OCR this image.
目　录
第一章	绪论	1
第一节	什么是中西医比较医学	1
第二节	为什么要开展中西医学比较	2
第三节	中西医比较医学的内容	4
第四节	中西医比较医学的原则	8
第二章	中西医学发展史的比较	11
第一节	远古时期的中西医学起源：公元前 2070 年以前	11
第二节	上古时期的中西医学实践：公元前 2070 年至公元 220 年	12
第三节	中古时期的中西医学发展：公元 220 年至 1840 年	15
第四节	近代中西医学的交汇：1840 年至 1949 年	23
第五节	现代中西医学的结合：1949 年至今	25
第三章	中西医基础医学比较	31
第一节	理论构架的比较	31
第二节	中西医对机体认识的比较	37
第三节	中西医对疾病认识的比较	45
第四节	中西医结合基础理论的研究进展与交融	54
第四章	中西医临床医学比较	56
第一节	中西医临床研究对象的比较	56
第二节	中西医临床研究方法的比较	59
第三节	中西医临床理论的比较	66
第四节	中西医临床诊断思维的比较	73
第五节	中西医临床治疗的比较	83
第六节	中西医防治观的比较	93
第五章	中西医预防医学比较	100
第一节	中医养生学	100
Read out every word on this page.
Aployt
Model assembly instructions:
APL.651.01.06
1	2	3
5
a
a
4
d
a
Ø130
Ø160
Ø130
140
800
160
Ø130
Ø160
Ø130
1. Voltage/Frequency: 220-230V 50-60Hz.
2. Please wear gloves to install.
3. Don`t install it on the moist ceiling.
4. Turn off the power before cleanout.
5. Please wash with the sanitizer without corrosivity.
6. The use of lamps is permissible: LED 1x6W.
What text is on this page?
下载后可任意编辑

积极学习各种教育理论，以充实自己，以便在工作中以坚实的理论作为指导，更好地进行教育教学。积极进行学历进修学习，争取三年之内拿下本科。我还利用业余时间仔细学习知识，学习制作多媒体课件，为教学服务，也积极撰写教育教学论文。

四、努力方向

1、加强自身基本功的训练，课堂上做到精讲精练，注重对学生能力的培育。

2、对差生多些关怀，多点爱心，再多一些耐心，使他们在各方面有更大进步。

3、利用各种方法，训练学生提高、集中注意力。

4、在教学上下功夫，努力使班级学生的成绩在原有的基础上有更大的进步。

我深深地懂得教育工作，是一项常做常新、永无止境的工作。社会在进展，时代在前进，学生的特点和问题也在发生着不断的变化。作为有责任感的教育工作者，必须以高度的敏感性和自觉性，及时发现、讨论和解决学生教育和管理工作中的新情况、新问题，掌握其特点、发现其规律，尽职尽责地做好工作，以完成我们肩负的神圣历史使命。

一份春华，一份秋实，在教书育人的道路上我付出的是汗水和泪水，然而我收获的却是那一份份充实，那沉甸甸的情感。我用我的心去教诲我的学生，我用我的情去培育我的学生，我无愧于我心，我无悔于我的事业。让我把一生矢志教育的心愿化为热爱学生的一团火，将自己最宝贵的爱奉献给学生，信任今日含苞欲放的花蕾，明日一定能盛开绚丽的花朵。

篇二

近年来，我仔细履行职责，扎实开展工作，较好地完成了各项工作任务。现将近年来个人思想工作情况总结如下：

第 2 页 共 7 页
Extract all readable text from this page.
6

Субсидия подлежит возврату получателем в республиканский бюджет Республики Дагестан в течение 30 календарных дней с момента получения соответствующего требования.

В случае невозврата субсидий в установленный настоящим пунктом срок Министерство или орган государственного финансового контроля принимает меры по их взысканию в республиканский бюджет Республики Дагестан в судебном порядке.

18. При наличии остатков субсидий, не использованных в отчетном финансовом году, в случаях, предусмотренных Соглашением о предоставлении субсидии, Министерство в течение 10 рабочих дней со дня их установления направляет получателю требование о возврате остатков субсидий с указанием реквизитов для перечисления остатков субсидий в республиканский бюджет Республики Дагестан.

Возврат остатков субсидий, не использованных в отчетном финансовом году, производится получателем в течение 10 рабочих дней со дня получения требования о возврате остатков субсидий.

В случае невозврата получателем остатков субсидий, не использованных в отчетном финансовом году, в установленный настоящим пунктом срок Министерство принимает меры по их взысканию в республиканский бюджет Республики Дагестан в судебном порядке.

****************************************

### PROBLEM STATEMENT
Extract each line of the material exactly as it stands.

### ANSWER IN FULL
OCR this image.
目　录
第一章	绪论	1
第一节	什么是中西医比较医学	1
第二节	为什么要开展中西医学比较	2
第三节	中西医比较医学的内容	4
第四节	中西医比较医学的原则	8
第二章	中西医学发展史的比较	11
第一节	远古时期的中西医学起源：公元前 2070 年以前	11
第二节	上古时期的中西医学实践：公元前 2070 年至公元 220 年	12
第三节	中古时期的中西医学发展：公元 220 年至 1840 年	15
第四节	近代中西医学的交汇：1840 年至 1949 年	23
第五节	现代中西医学的结合：1949 年至今	25
第三章	中西医基础医学比较	31
第一节	理论构架的比较	31
第二节	中西医对机体认识的比较	37
第三节	中西医对疾病认识的比较	45
第四节	中西医结合基础理论的研究进展与交融	54
第四章	中西医临床医学比较	56
第一节	中西医临床研究对象的比较	56
第二节	中西医临床研究方法的比较	59
第三节	中西医临床理论的比较	66
第四节	中西医临床诊断思维的比较	73
第五节	中西医临床治疗的比较	83
第六节	中西医防治观的比较	93
第五章	中西医预防医学比较	100
第一节	中医养生学	100
Read out every word on this page.
Aployt
Model assembly instructions:
APL.651.01.06
1	2	3
5
a
a
4
d
a
Ø130
Ø160
Ø130
140
800
160
Ø130
Ø160
Ø130
1. Voltage/Frequency: 220-230V 50-60Hz.
2. Please wear gloves to install.
3. Don`t install it on the moist ceiling.
4. Turn off the power before cleanout.
5. Please wash with the sanitizer without corrosivity.
6. The use of lamps is permissible: LED 1x6W.
What text is on this page?
下载后可任意编辑

积极学习各种教育理论，以充实自己，以便在工作中以坚实的理论作为指导，更好地进行教育教学。积极进行学历进修学习，争取三年之内拿下本科。我还利用业余时间仔细学习知识，学习制作多媒体课件，为教学服务，也积极撰写教育教学论文。

四、努力方向

1、加强自身基本功的训练，课堂上做到精讲精练，注重对学生能力的培育。

2、对差生多些关怀，多点爱心，再多一些耐心，使他们在各方面有更大进步。

3、利用各种方法，训练学生提高、集中注意力。

4、在教学上下功夫，努力使班级学生的成绩在原有的基础上有更大的进步。

我深深地懂得教育工作，是一项常做常新、永无止境的工作。社会在进展，时代在前进，学生的特点和问题也在发生着不断的变化。作为有责任感的教育工作者，必须以高度的敏感性和自觉性，及时发现、讨论和解决学生教育和管理工作中的新情况、新问题，掌握其特点、发现其规律，尽职尽责地做好工作，以完成我们肩负的神圣历史使命。

一份春华，一份秋实，在教书育人的道路上我付出的是汗水和泪水，然而我收获的却是那一份份充实，那沉甸甸的情感。我用我的心去教诲我的学生，我用我的情去培育我的学生，我无愧于我心，我无悔于我的事业。让我把一生矢志教育的心愿化为热爱学生的一团火，将自己最宝贵的爱奉献给学生，信任今日含苞欲放的花蕾，明日一定能盛开绚丽的花朵。

篇二

近年来，我仔细履行职责，扎实开展工作，较好地完成了各项工作任务。现将近年来个人思想工作情况总结如下：

第 2 页 共 7 页
Extract all readable text from this page.
6

Субсидия подлежит возврату получателем в республиканский бюджет Республики Дагестан в течение 30 календарных дней с момента получения соответствующего требования.

В случае невозврата субсидий в установленный настоящим пунктом срок Министерство или орган государственного финансового контроля принимает меры по их взысканию в республиканский бюджет Республики Дагестан в судебном порядке.

18. При наличии остатков субсидий, не использованных в отчетном финансовом году, в случаях, предусмотренных Соглашением о предоставлении субсидии, Министерство в течение 10 рабочих дней со дня их установления направляет получателю требование о возврате остатков субсидий с указанием реквизитов для перечисления остатков субсидий в республиканский бюджет Республики Дагестан.

Возврат остатков субсидий, не использованных в отчетном финансовом году, производится получателем в течение 10 рабочих дней со дня получения требования о возврате остатков субсидий.

В случае невозврата получателем остатков субсидий, не использованных в отчетном финансовом году, в установленный настоящим пунктом срок Министерство принимает меры по их взысканию в республиканский бюджет Республики Дагестан в судебном порядке.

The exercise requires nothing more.